Wockhardt Ltd has launched India's first recombinant human insulin (HI) "Wosulin," making India also the first Asian country to develop, manufacture and market the product. Priced at Rs. 129 per 10 ml vial, the Wokhardt's HI is based on the yeast Hansenula Polymorpha. Currently the company is the only manufacturer of recombinant HI using this technology in India .

Apart from the Indian player, Eli Lilly from US, Aventis from Germany and Novo Nordisk from Denmark are the only players marketing the product in the world, with a market of over $ 3 billion. Recently, the MNCs had cut their insulin prices by 35-40 per cent to Rs. 145-Rs. 262 per unit.

Launching the first Indian HI, Habil Khorakhiwala, chairman, Wockhardt, said that
worldwide, there are only three manufacturers of recombinant human insulin (HI) and the company is proud to have put India on the global map.

He added that HI manufactured by this process is identical to human body insulin. This process could synthesize large quantities of HI. Also the possible transmission of infectious diseases into the insulin, which on very few occasions happen with animal insulin, could be avoided here, he said.

"In India so far only Eli Lilly is marketing human insulin. The others Novo Nordisk and Aventis are marketing humanized insulin, which is animal insulin transformed into human insulin by a certain process," said Dr. M.K. Sahib, Director, Genomics and Biotechnology, Wockhardt. Eli Lilly develops its human insulin on E. Coli.

_Structured page parsing data_:
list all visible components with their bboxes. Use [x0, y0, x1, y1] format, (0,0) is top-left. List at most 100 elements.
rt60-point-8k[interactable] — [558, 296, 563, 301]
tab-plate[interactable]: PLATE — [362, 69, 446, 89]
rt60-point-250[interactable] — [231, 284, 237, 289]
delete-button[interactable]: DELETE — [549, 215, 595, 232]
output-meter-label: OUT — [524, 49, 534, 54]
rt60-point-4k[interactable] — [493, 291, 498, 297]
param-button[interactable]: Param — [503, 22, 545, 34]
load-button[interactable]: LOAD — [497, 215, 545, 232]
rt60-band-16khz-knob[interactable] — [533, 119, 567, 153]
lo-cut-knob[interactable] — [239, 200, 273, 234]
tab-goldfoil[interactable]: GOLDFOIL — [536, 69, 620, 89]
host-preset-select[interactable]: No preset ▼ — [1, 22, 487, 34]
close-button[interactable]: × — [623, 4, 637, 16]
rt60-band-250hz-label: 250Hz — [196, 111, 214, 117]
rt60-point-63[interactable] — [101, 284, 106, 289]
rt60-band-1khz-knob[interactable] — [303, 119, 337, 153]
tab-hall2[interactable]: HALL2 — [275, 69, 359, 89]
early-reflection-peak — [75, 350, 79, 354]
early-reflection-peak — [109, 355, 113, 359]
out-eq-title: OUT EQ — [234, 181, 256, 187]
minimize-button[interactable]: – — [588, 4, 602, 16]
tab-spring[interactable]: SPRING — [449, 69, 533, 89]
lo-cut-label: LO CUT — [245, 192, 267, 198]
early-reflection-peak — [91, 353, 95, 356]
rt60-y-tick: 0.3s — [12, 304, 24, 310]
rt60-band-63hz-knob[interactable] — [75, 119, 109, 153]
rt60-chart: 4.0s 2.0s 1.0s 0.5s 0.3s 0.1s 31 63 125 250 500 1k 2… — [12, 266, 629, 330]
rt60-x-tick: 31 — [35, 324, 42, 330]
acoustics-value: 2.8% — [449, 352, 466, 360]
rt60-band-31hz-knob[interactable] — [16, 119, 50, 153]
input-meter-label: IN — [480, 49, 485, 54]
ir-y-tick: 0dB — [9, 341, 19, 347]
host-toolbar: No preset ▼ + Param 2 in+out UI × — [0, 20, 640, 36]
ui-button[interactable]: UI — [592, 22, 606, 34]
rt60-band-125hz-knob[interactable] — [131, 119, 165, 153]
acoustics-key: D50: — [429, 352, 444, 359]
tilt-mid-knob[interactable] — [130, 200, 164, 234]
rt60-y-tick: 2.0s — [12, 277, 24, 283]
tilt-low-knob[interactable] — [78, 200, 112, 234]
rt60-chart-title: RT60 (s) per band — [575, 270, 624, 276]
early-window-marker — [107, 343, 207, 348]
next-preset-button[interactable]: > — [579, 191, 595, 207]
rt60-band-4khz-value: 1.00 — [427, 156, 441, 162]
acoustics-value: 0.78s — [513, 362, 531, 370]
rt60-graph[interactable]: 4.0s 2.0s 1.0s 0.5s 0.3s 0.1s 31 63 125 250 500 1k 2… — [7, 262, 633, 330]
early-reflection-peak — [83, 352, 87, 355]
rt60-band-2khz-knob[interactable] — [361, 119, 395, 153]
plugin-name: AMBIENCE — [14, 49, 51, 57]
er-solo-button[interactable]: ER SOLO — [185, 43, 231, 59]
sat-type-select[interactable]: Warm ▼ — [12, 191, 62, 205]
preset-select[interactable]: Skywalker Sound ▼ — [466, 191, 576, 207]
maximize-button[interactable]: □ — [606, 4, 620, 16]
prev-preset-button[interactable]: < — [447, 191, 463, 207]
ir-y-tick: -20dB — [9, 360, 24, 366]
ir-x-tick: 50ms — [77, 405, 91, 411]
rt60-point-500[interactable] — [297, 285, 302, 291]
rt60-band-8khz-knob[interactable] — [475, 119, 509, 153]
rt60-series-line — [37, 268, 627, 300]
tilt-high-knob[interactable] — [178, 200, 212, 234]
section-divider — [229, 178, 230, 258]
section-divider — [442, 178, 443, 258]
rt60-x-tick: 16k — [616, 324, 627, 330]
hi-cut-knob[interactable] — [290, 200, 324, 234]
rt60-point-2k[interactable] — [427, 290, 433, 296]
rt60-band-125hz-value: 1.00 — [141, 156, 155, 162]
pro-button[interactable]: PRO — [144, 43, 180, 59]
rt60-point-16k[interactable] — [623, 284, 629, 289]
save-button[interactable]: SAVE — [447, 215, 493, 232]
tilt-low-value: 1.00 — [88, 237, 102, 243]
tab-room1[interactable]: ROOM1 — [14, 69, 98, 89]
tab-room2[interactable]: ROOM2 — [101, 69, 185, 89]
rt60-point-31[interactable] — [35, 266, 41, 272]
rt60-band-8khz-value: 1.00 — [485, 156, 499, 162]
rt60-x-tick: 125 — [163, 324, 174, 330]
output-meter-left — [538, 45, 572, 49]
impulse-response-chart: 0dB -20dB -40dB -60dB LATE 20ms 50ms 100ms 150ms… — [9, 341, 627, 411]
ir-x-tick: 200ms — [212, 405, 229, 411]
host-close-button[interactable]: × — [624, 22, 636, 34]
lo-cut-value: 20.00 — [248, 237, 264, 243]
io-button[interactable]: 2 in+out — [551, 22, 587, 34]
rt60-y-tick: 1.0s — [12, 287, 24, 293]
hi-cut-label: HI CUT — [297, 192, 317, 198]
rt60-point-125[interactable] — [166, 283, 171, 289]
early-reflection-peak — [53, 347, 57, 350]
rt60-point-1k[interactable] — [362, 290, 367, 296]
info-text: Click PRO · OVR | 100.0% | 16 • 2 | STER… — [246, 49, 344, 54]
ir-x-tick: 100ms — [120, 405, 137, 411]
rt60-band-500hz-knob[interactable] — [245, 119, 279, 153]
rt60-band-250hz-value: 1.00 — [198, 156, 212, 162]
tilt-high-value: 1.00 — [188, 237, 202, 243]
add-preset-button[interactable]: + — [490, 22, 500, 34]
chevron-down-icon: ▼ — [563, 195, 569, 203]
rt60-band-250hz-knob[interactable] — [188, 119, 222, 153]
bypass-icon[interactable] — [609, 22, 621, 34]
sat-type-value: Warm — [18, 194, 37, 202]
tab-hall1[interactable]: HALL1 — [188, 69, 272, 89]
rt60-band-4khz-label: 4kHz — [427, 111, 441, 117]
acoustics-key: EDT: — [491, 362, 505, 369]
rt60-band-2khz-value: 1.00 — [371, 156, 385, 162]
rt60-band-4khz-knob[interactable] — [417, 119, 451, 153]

_What is being asked_:
Could you output the full text above on Wockhardt's human insulin launch, word for word and unchanged?

_Your response_:
Wockhardt Ltd has launched India's first recombinant human insulin (HI) "Wosulin," making India also the first Asian country to develop, manufacture and market the product. Priced at Rs. 129 per 10 ml vial, the Wokhardt's HI is based on the yeast Hansenula Polymorpha. Currently the company is the only manufacturer of recombinant HI using this technology in India .

Apart from the Indian player, Eli Lilly from US, Aventis from Germany and Novo Nordisk from Denmark are the only players marketing the product in the world, with a market of over $ 3 billion. Recently, the MNCs had cut their insulin prices by 35-40 per cent to Rs. 145-Rs. 262 per unit.

Launching the first Indian HI, Habil Khorakhiwala, chairman, Wockhardt, said that
worldwide, there are only three manufacturers of recombinant human insulin (HI) and the company is proud to have put India on the global map.

He added that HI manufactured by this process is identical to human body insulin. This process could synthesize large quantities of HI. Also the possible transmission of infectious diseases into the insulin, which on very few occasions happen with animal insulin, could be avoided here, he said.

"In India so far only Eli Lilly is marketing human insulin. The others Novo Nordisk and Aventis are marketing humanized insulin, which is animal insulin transformed into human insulin by a certain process," said Dr. M.K. Sahib, Director, Genomics and Biotechnology, Wockhardt. Eli Lilly develops its human insulin on E. Coli.